◆ Stored data:
(begin)
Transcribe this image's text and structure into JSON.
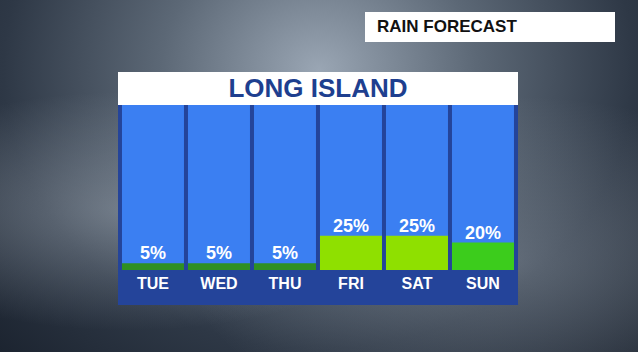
{
  "chart_data": {
    "type": "bar",
    "title": "LONG ISLAND",
    "subtitle": "RAIN FORECAST",
    "categories": [
      "TUE",
      "WED",
      "THU",
      "FRI",
      "SAT",
      "SUN"
    ],
    "values": [
      5,
      5,
      5,
      25,
      25,
      20
    ],
    "value_labels": [
      "5%",
      "5%",
      "5%",
      "25%",
      "25%",
      "20%"
    ],
    "colors": [
      "#2f8f22",
      "#2f8f22",
      "#2f8f22",
      "#8fe000",
      "#8fe000",
      "#3ccc1c"
    ],
    "ylim": [
      0,
      120
    ],
    "data_labels": true,
    "tick_labels": "x"
  }
}
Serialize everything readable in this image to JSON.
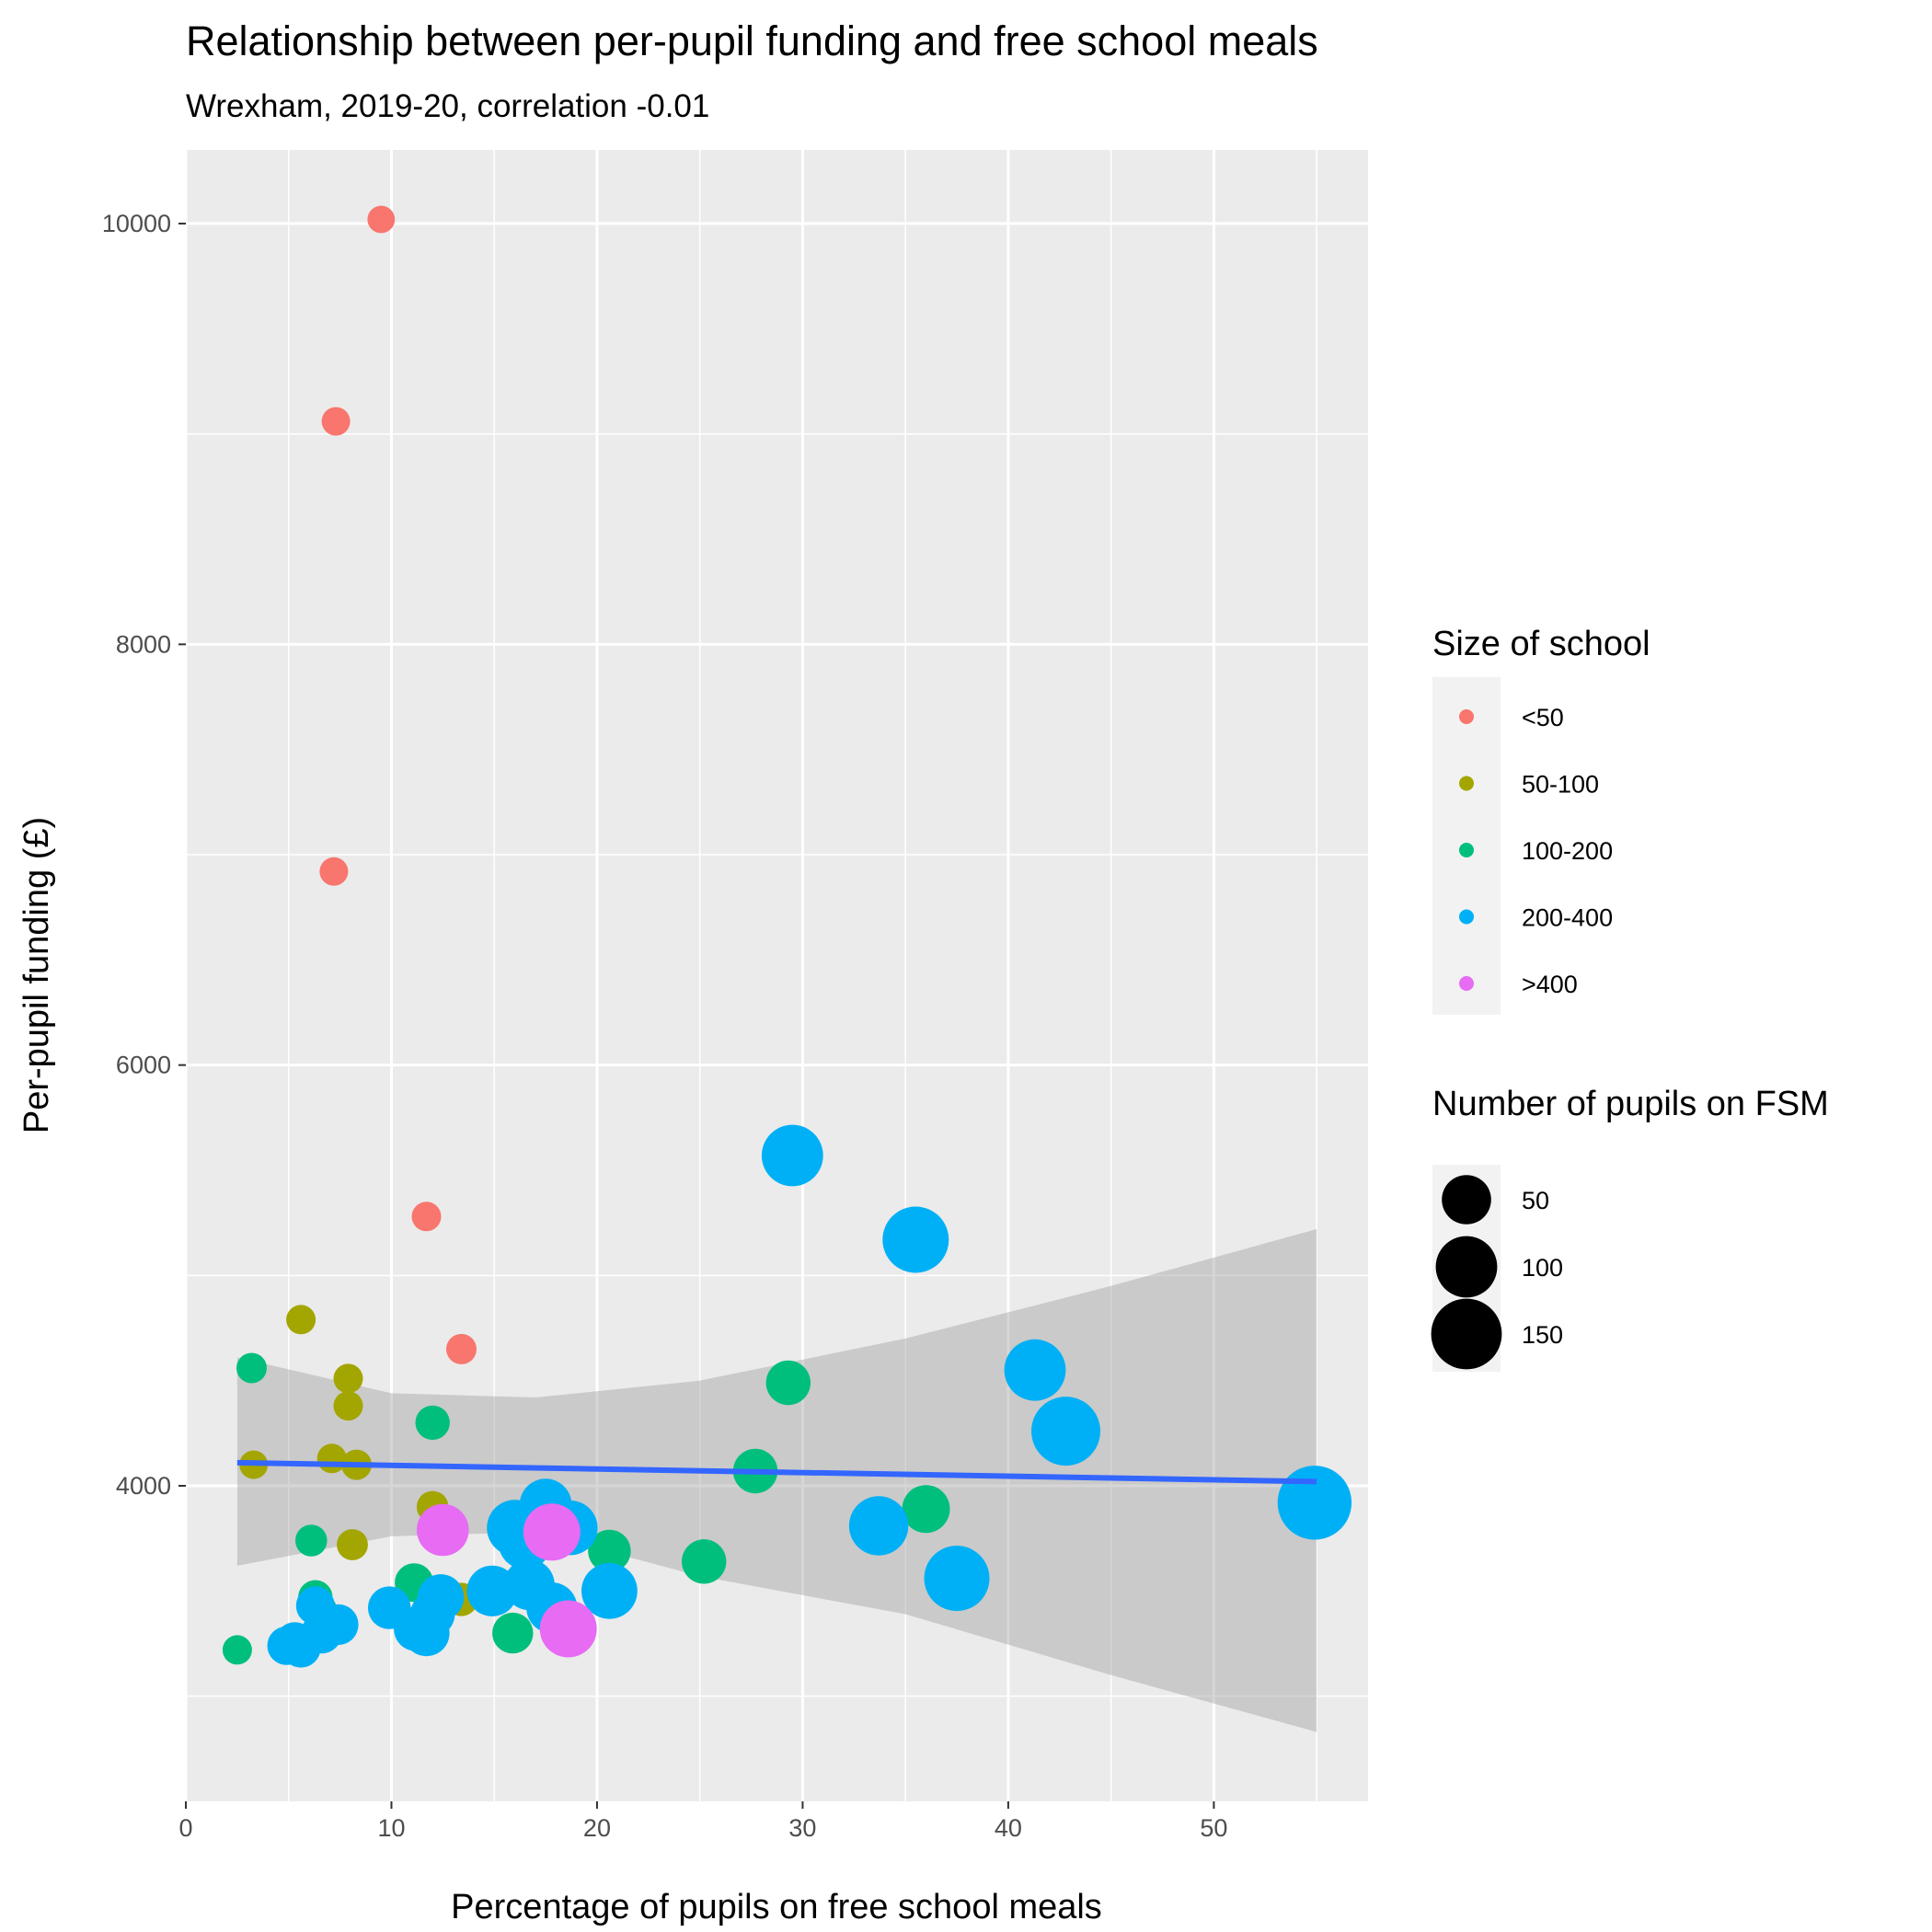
{
  "chart_data": {
    "type": "scatter",
    "title": "Relationship between per-pupil funding and free school meals",
    "subtitle": "Wrexham, 2019-20, correlation -0.01",
    "xlabel": "Percentage of pupils on free school meals",
    "ylabel": "Per-pupil funding (£)",
    "xlim": [
      0,
      57.5
    ],
    "ylim": [
      2500,
      10350
    ],
    "x_ticks": [
      0,
      10,
      20,
      30,
      40,
      50
    ],
    "y_ticks": [
      4000,
      6000,
      8000,
      10000
    ],
    "grid": true,
    "colors": {
      "<50": "#f8766d",
      "50-100": "#a3a500",
      "100-200": "#00bf7d",
      "200-400": "#00b0f6",
      ">400": "#e76bf3",
      "panel": "#ebebeb",
      "trend": "#3366ff",
      "ribbon": "#999999"
    },
    "legend_size_groups": {
      "title": "Size of school",
      "entries": [
        "<50",
        "50-100",
        "100-200",
        "200-400",
        ">400"
      ]
    },
    "legend_fsm": {
      "title": "Number of pupils on FSM",
      "entries": [
        {
          "label": "50",
          "value": 50
        },
        {
          "label": "100",
          "value": 100
        },
        {
          "label": "150",
          "value": 150
        }
      ]
    },
    "trend_line": {
      "x": [
        2.5,
        55
      ],
      "y": [
        4110,
        4020
      ]
    },
    "confidence_band": {
      "x": [
        2.5,
        10,
        17,
        25,
        35,
        45,
        55
      ],
      "upper": [
        4610,
        4440,
        4420,
        4500,
        4700,
        4950,
        5220
      ],
      "lower": [
        3620,
        3760,
        3780,
        3570,
        3390,
        3100,
        2830
      ]
    },
    "series": [
      {
        "name": "<50",
        "points": [
          {
            "x": 9.5,
            "y": 10020,
            "fsm": 3
          },
          {
            "x": 7.3,
            "y": 9060,
            "fsm": 4
          },
          {
            "x": 7.2,
            "y": 6920,
            "fsm": 4
          },
          {
            "x": 11.7,
            "y": 5280,
            "fsm": 5
          },
          {
            "x": 13.4,
            "y": 4650,
            "fsm": 6
          }
        ]
      },
      {
        "name": "50-100",
        "points": [
          {
            "x": 5.6,
            "y": 4790,
            "fsm": 5
          },
          {
            "x": 7.9,
            "y": 4510,
            "fsm": 5
          },
          {
            "x": 7.9,
            "y": 4380,
            "fsm": 5
          },
          {
            "x": 7.1,
            "y": 4130,
            "fsm": 5
          },
          {
            "x": 3.3,
            "y": 4100,
            "fsm": 4
          },
          {
            "x": 8.3,
            "y": 4100,
            "fsm": 6
          },
          {
            "x": 12.0,
            "y": 3900,
            "fsm": 8
          },
          {
            "x": 8.1,
            "y": 3720,
            "fsm": 7
          },
          {
            "x": 13.4,
            "y": 3460,
            "fsm": 10
          }
        ]
      },
      {
        "name": "100-200",
        "points": [
          {
            "x": 3.2,
            "y": 4560,
            "fsm": 6
          },
          {
            "x": 12.0,
            "y": 4300,
            "fsm": 12
          },
          {
            "x": 29.3,
            "y": 4490,
            "fsm": 35
          },
          {
            "x": 27.7,
            "y": 4070,
            "fsm": 35
          },
          {
            "x": 36.0,
            "y": 3890,
            "fsm": 45
          },
          {
            "x": 6.1,
            "y": 3740,
            "fsm": 8
          },
          {
            "x": 20.6,
            "y": 3690,
            "fsm": 30
          },
          {
            "x": 25.2,
            "y": 3640,
            "fsm": 35
          },
          {
            "x": 11.1,
            "y": 3540,
            "fsm": 20
          },
          {
            "x": 6.3,
            "y": 3470,
            "fsm": 12
          },
          {
            "x": 6.5,
            "y": 3410,
            "fsm": 12
          },
          {
            "x": 15.9,
            "y": 3300,
            "fsm": 25
          },
          {
            "x": 2.5,
            "y": 3220,
            "fsm": 5
          }
        ]
      },
      {
        "name": "200-400",
        "points": [
          {
            "x": 29.5,
            "y": 5570,
            "fsm": 100
          },
          {
            "x": 35.5,
            "y": 5170,
            "fsm": 125
          },
          {
            "x": 41.3,
            "y": 4550,
            "fsm": 100
          },
          {
            "x": 42.8,
            "y": 4260,
            "fsm": 140
          },
          {
            "x": 54.9,
            "y": 3920,
            "fsm": 170
          },
          {
            "x": 17.5,
            "y": 3910,
            "fsm": 60
          },
          {
            "x": 33.7,
            "y": 3810,
            "fsm": 90
          },
          {
            "x": 16.0,
            "y": 3800,
            "fsm": 75
          },
          {
            "x": 18.7,
            "y": 3800,
            "fsm": 70
          },
          {
            "x": 16.5,
            "y": 3730,
            "fsm": 65
          },
          {
            "x": 37.5,
            "y": 3560,
            "fsm": 120
          },
          {
            "x": 16.7,
            "y": 3530,
            "fsm": 55
          },
          {
            "x": 14.9,
            "y": 3500,
            "fsm": 55
          },
          {
            "x": 20.6,
            "y": 3500,
            "fsm": 75
          },
          {
            "x": 12.4,
            "y": 3470,
            "fsm": 40
          },
          {
            "x": 9.9,
            "y": 3420,
            "fsm": 30
          },
          {
            "x": 17.8,
            "y": 3420,
            "fsm": 55
          },
          {
            "x": 12.0,
            "y": 3390,
            "fsm": 35
          },
          {
            "x": 6.3,
            "y": 3430,
            "fsm": 20
          },
          {
            "x": 7.4,
            "y": 3340,
            "fsm": 25
          },
          {
            "x": 11.2,
            "y": 3320,
            "fsm": 35
          },
          {
            "x": 11.7,
            "y": 3300,
            "fsm": 40
          },
          {
            "x": 6.6,
            "y": 3300,
            "fsm": 25
          },
          {
            "x": 5.3,
            "y": 3260,
            "fsm": 20
          },
          {
            "x": 4.9,
            "y": 3240,
            "fsm": 20
          },
          {
            "x": 5.6,
            "y": 3230,
            "fsm": 22
          }
        ]
      },
      {
        "name": ">400",
        "points": [
          {
            "x": 12.5,
            "y": 3790,
            "fsm": 60
          },
          {
            "x": 17.8,
            "y": 3780,
            "fsm": 80
          },
          {
            "x": 18.6,
            "y": 3320,
            "fsm": 80
          }
        ]
      }
    ]
  }
}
(end)
◆ Job: Quote every line word for word and keep the images out of the copy.

◆ Written solution:
Transcribe this image's text and structure into JSON.
{
  "chart_data": {
    "type": "bar",
    "title": "LONG ISLAND",
    "subtitle": "RAIN FORECAST",
    "categories": [
      "TUE",
      "WED",
      "THU",
      "FRI",
      "SAT",
      "SUN"
    ],
    "values": [
      5,
      5,
      5,
      25,
      25,
      20
    ],
    "value_labels": [
      "5%",
      "5%",
      "5%",
      "25%",
      "25%",
      "20%"
    ],
    "colors": [
      "#2f8f22",
      "#2f8f22",
      "#2f8f22",
      "#8fe000",
      "#8fe000",
      "#3ccc1c"
    ],
    "ylim": [
      0,
      120
    ],
    "data_labels": true,
    "tick_labels": "x"
  }
}
Serialize everything readable in this image to JSON.
{
  "chart_data": {
    "type": "scatter",
    "title": "Relationship between per-pupil funding and free school meals",
    "subtitle": "Wrexham, 2019-20, correlation -0.01",
    "xlabel": "Percentage of pupils on free school meals",
    "ylabel": "Per-pupil funding (£)",
    "xlim": [
      0,
      57.5
    ],
    "ylim": [
      2500,
      10350
    ],
    "x_ticks": [
      0,
      10,
      20,
      30,
      40,
      50
    ],
    "y_ticks": [
      4000,
      6000,
      8000,
      10000
    ],
    "grid": true,
    "colors": {
      "<50": "#f8766d",
      "50-100": "#a3a500",
      "100-200": "#00bf7d",
      "200-400": "#00b0f6",
      ">400": "#e76bf3",
      "panel": "#ebebeb",
      "trend": "#3366ff",
      "ribbon": "#999999"
    },
    "legend_size_groups": {
      "title": "Size of school",
      "entries": [
        "<50",
        "50-100",
        "100-200",
        "200-400",
        ">400"
      ]
    },
    "legend_fsm": {
      "title": "Number of pupils on FSM",
      "entries": [
        {
          "label": "50",
          "value": 50
        },
        {
          "label": "100",
          "value": 100
        },
        {
          "label": "150",
          "value": 150
        }
      ]
    },
    "trend_line": {
      "x": [
        2.5,
        55
      ],
      "y": [
        4110,
        4020
      ]
    },
    "confidence_band": {
      "x": [
        2.5,
        10,
        17,
        25,
        35,
        45,
        55
      ],
      "upper": [
        4610,
        4440,
        4420,
        4500,
        4700,
        4950,
        5220
      ],
      "lower": [
        3620,
        3760,
        3780,
        3570,
        3390,
        3100,
        2830
      ]
    },
    "series": [
      {
        "name": "<50",
        "points": [
          {
            "x": 9.5,
            "y": 10020,
            "fsm": 3
          },
          {
            "x": 7.3,
            "y": 9060,
            "fsm": 4
          },
          {
            "x": 7.2,
            "y": 6920,
            "fsm": 4
          },
          {
            "x": 11.7,
            "y": 5280,
            "fsm": 5
          },
          {
            "x": 13.4,
            "y": 4650,
            "fsm": 6
          }
        ]
      },
      {
        "name": "50-100",
        "points": [
          {
            "x": 5.6,
            "y": 4790,
            "fsm": 5
          },
          {
            "x": 7.9,
            "y": 4510,
            "fsm": 5
          },
          {
            "x": 7.9,
            "y": 4380,
            "fsm": 5
          },
          {
            "x": 7.1,
            "y": 4130,
            "fsm": 5
          },
          {
            "x": 3.3,
            "y": 4100,
            "fsm": 4
          },
          {
            "x": 8.3,
            "y": 4100,
            "fsm": 6
          },
          {
            "x": 12.0,
            "y": 3900,
            "fsm": 8
          },
          {
            "x": 8.1,
            "y": 3720,
            "fsm": 7
          },
          {
            "x": 13.4,
            "y": 3460,
            "fsm": 10
          }
        ]
      },
      {
        "name": "100-200",
        "points": [
          {
            "x": 3.2,
            "y": 4560,
            "fsm": 6
          },
          {
            "x": 12.0,
            "y": 4300,
            "fsm": 12
          },
          {
            "x": 29.3,
            "y": 4490,
            "fsm": 35
          },
          {
            "x": 27.7,
            "y": 4070,
            "fsm": 35
          },
          {
            "x": 36.0,
            "y": 3890,
            "fsm": 45
          },
          {
            "x": 6.1,
            "y": 3740,
            "fsm": 8
          },
          {
            "x": 20.6,
            "y": 3690,
            "fsm": 30
          },
          {
            "x": 25.2,
            "y": 3640,
            "fsm": 35
          },
          {
            "x": 11.1,
            "y": 3540,
            "fsm": 20
          },
          {
            "x": 6.3,
            "y": 3470,
            "fsm": 12
          },
          {
            "x": 6.5,
            "y": 3410,
            "fsm": 12
          },
          {
            "x": 15.9,
            "y": 3300,
            "fsm": 25
          },
          {
            "x": 2.5,
            "y": 3220,
            "fsm": 5
          }
        ]
      },
      {
        "name": "200-400",
        "points": [
          {
            "x": 29.5,
            "y": 5570,
            "fsm": 100
          },
          {
            "x": 35.5,
            "y": 5170,
            "fsm": 125
          },
          {
            "x": 41.3,
            "y": 4550,
            "fsm": 100
          },
          {
            "x": 42.8,
            "y": 4260,
            "fsm": 140
          },
          {
            "x": 54.9,
            "y": 3920,
            "fsm": 170
          },
          {
            "x": 17.5,
            "y": 3910,
            "fsm": 60
          },
          {
            "x": 33.7,
            "y": 3810,
            "fsm": 90
          },
          {
            "x": 16.0,
            "y": 3800,
            "fsm": 75
          },
          {
            "x": 18.7,
            "y": 3800,
            "fsm": 70
          },
          {
            "x": 16.5,
            "y": 3730,
            "fsm": 65
          },
          {
            "x": 37.5,
            "y": 3560,
            "fsm": 120
          },
          {
            "x": 16.7,
            "y": 3530,
            "fsm": 55
          },
          {
            "x": 14.9,
            "y": 3500,
            "fsm": 55
          },
          {
            "x": 20.6,
            "y": 3500,
            "fsm": 75
          },
          {
            "x": 12.4,
            "y": 3470,
            "fsm": 40
          },
          {
            "x": 9.9,
            "y": 3420,
            "fsm": 30
          },
          {
            "x": 17.8,
            "y": 3420,
            "fsm": 55
          },
          {
            "x": 12.0,
            "y": 3390,
            "fsm": 35
          },
          {
            "x": 6.3,
            "y": 3430,
            "fsm": 20
          },
          {
            "x": 7.4,
            "y": 3340,
            "fsm": 25
          },
          {
            "x": 11.2,
            "y": 3320,
            "fsm": 35
          },
          {
            "x": 11.7,
            "y": 3300,
            "fsm": 40
          },
          {
            "x": 6.6,
            "y": 3300,
            "fsm": 25
          },
          {
            "x": 5.3,
            "y": 3260,
            "fsm": 20
          },
          {
            "x": 4.9,
            "y": 3240,
            "fsm": 20
          },
          {
            "x": 5.6,
            "y": 3230,
            "fsm": 22
          }
        ]
      },
      {
        "name": ">400",
        "points": [
          {
            "x": 12.5,
            "y": 3790,
            "fsm": 60
          },
          {
            "x": 17.8,
            "y": 3780,
            "fsm": 80
          },
          {
            "x": 18.6,
            "y": 3320,
            "fsm": 80
          }
        ]
      }
    ]
  }
}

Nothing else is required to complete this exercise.